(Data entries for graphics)
>>>>>

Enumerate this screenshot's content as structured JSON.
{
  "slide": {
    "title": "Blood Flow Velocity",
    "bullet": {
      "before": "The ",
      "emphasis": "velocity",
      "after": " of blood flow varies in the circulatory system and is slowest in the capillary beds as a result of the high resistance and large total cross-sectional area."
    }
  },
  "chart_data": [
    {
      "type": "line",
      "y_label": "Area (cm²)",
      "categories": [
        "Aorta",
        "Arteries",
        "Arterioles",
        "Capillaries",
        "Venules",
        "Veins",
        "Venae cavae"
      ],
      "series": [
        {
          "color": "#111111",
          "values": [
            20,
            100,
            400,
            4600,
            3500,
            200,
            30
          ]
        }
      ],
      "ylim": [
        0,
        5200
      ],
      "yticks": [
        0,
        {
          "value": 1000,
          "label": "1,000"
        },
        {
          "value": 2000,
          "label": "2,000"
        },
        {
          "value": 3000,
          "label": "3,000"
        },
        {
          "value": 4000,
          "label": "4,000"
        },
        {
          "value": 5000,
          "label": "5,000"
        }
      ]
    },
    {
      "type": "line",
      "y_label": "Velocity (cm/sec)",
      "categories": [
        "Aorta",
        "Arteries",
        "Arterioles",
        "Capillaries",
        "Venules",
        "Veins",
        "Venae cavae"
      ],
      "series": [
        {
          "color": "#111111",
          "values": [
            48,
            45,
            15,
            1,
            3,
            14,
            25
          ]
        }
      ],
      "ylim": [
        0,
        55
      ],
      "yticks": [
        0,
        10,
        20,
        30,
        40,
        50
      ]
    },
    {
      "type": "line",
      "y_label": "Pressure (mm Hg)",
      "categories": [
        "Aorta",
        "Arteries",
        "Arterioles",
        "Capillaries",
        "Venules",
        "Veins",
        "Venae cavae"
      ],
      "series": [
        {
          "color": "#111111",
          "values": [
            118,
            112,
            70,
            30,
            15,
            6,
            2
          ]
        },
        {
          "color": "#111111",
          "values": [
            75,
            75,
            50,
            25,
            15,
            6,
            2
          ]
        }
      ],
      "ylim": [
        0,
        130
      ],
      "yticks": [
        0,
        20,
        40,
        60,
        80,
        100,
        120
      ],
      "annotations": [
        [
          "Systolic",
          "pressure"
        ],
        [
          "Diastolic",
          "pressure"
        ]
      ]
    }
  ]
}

<<<<<

= Work to do =
Print the entries exactly. Include every one.

= Answer in full =
Enumerate this screenshot's content as structured JSON.
{
  "slide": {
    "title": "Blood Flow Velocity",
    "bullet": {
      "before": "The ",
      "emphasis": "velocity",
      "after": " of blood flow varies in the circulatory system and is slowest in the capillary beds as a result of the high resistance and large total cross-sectional area."
    }
  },
  "chart_data": [
    {
      "type": "line",
      "y_label": "Area (cm²)",
      "categories": [
        "Aorta",
        "Arteries",
        "Arterioles",
        "Capillaries",
        "Venules",
        "Veins",
        "Venae cavae"
      ],
      "series": [
        {
          "color": "#111111",
          "values": [
            20,
            100,
            400,
            4600,
            3500,
            200,
            30
          ]
        }
      ],
      "ylim": [
        0,
        5200
      ],
      "yticks": [
        0,
        {
          "value": 1000,
          "label": "1,000"
        },
        {
          "value": 2000,
          "label": "2,000"
        },
        {
          "value": 3000,
          "label": "3,000"
        },
        {
          "value": 4000,
          "label": "4,000"
        },
        {
          "value": 5000,
          "label": "5,000"
        }
      ]
    },
    {
      "type": "line",
      "y_label": "Velocity (cm/sec)",
      "categories": [
        "Aorta",
        "Arteries",
        "Arterioles",
        "Capillaries",
        "Venules",
        "Veins",
        "Venae cavae"
      ],
      "series": [
        {
          "color": "#111111",
          "values": [
            48,
            45,
            15,
            1,
            3,
            14,
            25
          ]
        }
      ],
      "ylim": [
        0,
        55
      ],
      "yticks": [
        0,
        10,
        20,
        30,
        40,
        50
      ]
    },
    {
      "type": "line",
      "y_label": "Pressure (mm Hg)",
      "categories": [
        "Aorta",
        "Arteries",
        "Arterioles",
        "Capillaries",
        "Venules",
        "Veins",
        "Venae cavae"
      ],
      "series": [
        {
          "color": "#111111",
          "values": [
            118,
            112,
            70,
            30,
            15,
            6,
            2
          ]
        },
        {
          "color": "#111111",
          "values": [
            75,
            75,
            50,
            25,
            15,
            6,
            2
          ]
        }
      ],
      "ylim": [
        0,
        130
      ],
      "yticks": [
        0,
        20,
        40,
        60,
        80,
        100,
        120
      ],
      "annotations": [
        [
          "Systolic",
          "pressure"
        ],
        [
          "Diastolic",
          "pressure"
        ]
      ]
    }
  ]
}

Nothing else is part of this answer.